TASK PROMPT — Go through the entries below and copy each line containing the word "направленных".

STORED RECORDS —
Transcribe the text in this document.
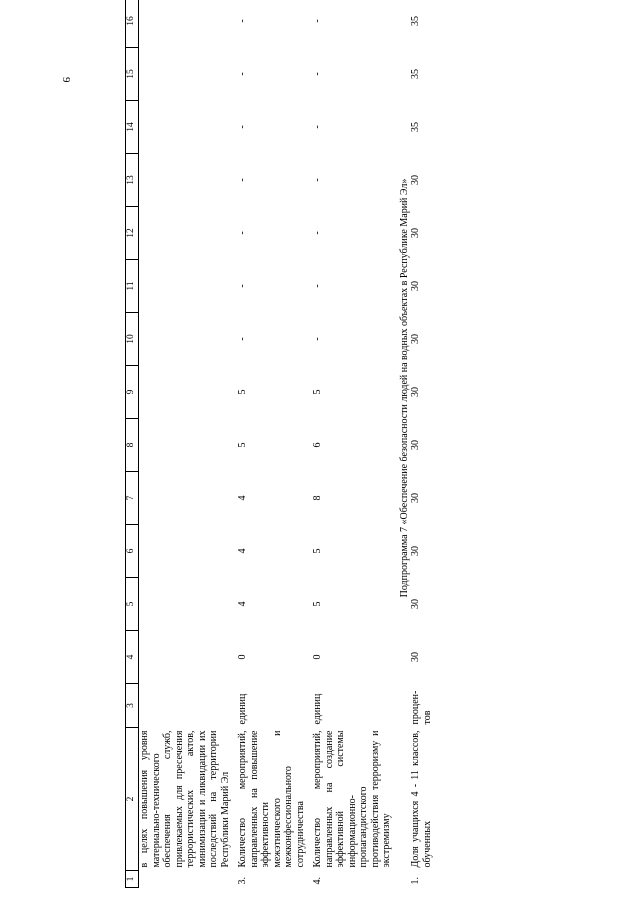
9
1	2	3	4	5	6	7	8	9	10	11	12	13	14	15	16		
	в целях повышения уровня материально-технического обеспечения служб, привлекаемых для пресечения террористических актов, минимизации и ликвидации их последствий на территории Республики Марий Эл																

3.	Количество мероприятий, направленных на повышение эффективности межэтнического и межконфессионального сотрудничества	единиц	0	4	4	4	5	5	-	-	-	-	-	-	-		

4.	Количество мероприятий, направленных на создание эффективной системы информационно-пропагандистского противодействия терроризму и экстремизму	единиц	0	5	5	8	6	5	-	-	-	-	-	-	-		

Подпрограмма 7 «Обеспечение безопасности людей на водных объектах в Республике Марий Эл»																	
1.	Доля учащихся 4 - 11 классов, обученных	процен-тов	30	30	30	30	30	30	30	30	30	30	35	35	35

* * *

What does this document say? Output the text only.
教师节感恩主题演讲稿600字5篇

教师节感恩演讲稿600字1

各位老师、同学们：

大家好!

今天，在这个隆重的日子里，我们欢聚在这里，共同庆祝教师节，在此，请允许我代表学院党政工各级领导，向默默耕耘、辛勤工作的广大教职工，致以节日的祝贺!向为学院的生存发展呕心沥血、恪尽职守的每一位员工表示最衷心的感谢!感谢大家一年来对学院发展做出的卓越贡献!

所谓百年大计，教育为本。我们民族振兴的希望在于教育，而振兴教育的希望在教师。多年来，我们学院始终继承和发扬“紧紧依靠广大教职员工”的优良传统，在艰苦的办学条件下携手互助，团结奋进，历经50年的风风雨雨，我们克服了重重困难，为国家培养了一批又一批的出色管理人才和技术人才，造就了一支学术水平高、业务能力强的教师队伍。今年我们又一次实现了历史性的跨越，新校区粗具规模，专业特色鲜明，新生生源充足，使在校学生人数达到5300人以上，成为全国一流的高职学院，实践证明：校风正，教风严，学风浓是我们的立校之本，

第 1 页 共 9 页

COMPLETE RESPONSE —
3.	Количество мероприятий, направленных на повышение эффективности межэтнического и межконфессионального сотрудничества	единиц	0	4	4	4	5	5	-	-	-	-	-	-	-		
4.	Количество мероприятий, направленных на создание эффективной системы информационно-пропагандистского противодействия терроризму и экстремизму	единиц	0	5	5	8	6	5	-	-	-	-	-	-	-		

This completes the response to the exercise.